» **EXERCISE PROMPT**
Give the total number of lines with the word "description" in them, and no other words.

» **RECORDS FOR THIS EXERCISE**

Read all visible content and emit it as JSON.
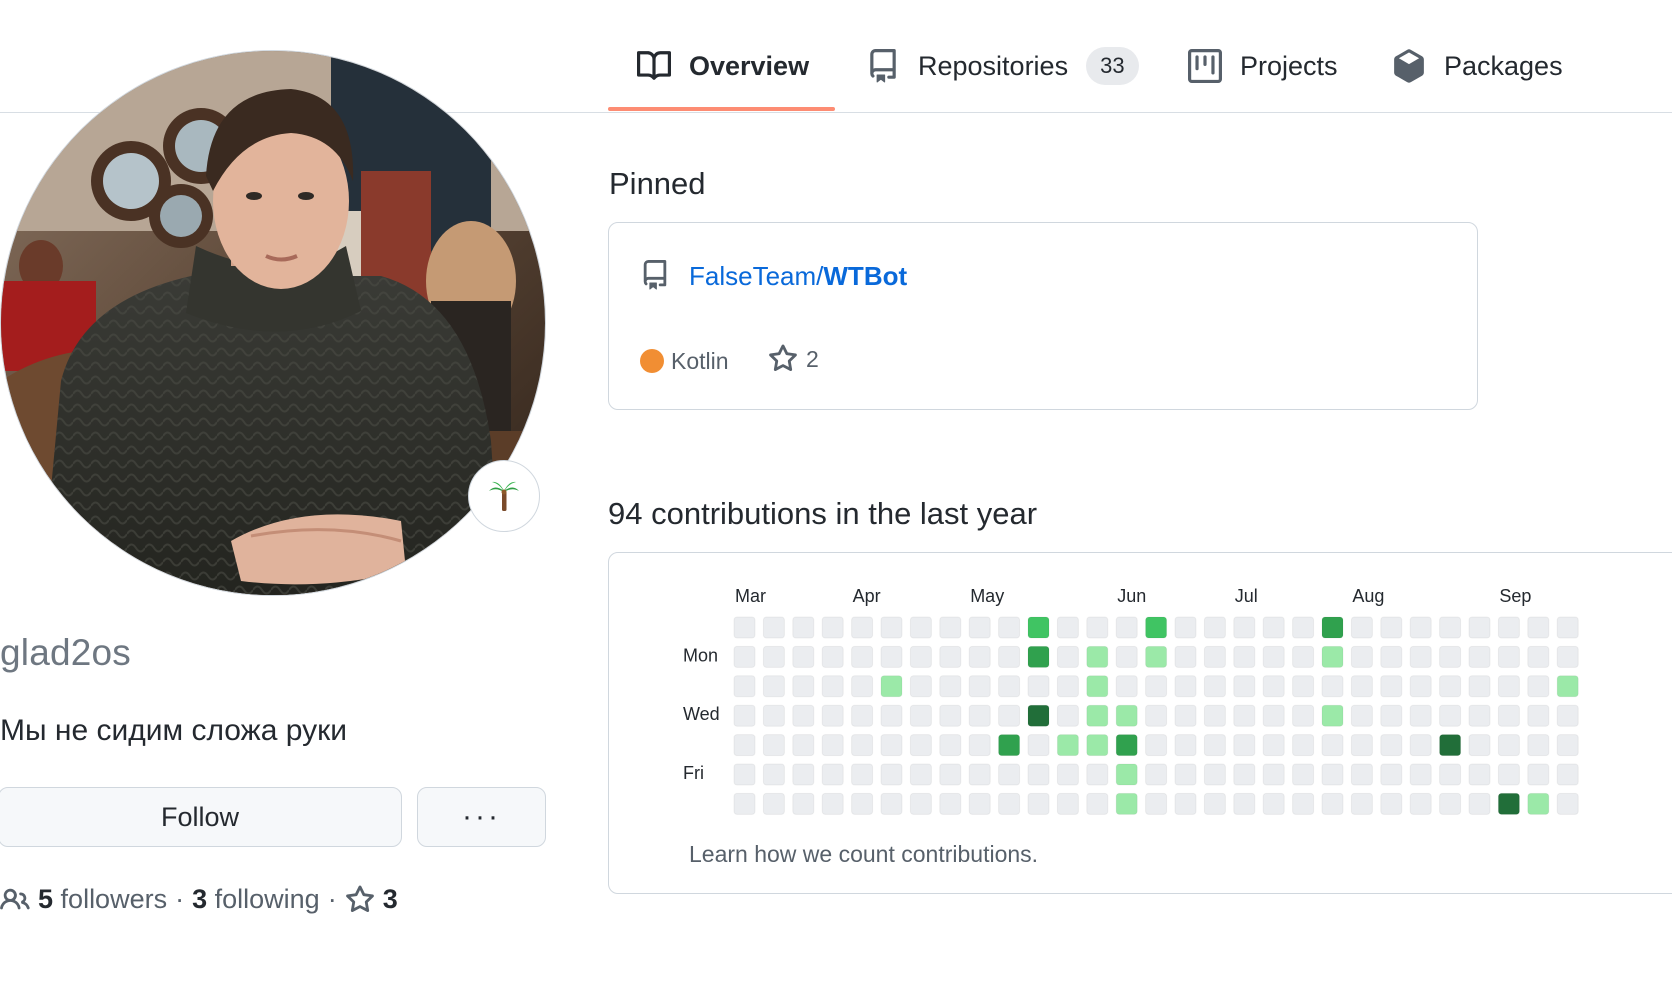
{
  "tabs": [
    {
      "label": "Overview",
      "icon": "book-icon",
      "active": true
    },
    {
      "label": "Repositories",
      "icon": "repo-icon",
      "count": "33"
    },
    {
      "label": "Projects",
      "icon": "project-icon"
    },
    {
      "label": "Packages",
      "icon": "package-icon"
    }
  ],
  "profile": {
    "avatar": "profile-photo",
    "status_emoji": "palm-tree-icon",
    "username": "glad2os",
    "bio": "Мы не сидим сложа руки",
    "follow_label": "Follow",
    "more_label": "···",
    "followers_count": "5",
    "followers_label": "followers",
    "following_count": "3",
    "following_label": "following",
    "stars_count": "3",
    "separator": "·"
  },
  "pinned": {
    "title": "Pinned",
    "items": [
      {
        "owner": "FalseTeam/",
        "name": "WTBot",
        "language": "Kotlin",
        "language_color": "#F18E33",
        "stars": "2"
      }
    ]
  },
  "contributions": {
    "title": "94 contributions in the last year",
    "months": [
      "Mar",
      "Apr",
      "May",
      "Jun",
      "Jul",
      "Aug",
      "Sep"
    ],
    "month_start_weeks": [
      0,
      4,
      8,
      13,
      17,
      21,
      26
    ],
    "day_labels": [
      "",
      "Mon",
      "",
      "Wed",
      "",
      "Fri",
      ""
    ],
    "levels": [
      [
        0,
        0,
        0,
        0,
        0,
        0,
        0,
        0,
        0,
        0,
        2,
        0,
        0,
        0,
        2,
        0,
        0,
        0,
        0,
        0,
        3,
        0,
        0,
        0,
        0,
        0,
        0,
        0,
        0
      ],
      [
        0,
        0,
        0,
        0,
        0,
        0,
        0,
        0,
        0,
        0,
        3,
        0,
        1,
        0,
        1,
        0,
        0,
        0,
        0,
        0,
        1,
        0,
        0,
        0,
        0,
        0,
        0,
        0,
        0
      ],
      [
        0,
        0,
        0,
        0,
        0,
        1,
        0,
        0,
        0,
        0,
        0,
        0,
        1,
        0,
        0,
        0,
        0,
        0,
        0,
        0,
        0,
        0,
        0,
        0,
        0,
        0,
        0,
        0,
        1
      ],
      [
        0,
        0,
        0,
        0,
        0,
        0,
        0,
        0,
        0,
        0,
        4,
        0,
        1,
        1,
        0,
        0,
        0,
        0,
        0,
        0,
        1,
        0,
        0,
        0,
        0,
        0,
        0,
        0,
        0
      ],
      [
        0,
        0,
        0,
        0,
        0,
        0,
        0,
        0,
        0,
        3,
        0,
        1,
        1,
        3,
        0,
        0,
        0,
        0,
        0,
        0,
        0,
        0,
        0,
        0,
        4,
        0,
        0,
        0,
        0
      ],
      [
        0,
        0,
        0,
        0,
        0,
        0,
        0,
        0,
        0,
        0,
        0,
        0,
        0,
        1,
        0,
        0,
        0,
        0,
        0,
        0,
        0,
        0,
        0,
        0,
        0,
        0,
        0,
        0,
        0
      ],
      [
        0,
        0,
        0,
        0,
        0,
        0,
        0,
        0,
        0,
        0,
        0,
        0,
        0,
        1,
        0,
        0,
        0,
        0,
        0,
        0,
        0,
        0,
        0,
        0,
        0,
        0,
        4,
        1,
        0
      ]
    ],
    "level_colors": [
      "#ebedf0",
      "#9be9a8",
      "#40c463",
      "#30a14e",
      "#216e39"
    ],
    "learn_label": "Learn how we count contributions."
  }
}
--
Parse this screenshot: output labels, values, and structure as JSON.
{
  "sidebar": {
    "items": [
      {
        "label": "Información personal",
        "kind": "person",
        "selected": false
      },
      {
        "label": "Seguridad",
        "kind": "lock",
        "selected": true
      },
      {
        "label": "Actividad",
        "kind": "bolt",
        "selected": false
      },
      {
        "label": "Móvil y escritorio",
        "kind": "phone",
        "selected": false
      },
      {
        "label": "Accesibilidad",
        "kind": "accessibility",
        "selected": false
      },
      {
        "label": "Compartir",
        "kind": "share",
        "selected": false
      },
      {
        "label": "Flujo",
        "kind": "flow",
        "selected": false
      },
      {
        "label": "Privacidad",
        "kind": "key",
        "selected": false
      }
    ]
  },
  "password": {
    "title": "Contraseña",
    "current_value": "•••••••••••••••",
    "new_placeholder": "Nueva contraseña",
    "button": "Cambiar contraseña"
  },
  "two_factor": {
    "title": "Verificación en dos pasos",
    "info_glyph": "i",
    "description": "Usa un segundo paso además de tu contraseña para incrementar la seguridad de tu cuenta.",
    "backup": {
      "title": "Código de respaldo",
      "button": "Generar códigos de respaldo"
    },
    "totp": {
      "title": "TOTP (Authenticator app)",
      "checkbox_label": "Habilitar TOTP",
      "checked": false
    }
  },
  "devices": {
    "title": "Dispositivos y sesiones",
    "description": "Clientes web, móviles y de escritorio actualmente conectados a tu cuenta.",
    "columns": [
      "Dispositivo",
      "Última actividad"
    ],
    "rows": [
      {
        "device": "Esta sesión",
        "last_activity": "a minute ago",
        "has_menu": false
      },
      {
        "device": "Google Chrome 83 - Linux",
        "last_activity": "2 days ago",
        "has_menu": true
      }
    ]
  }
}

» **WRITTEN RESPONSE**
2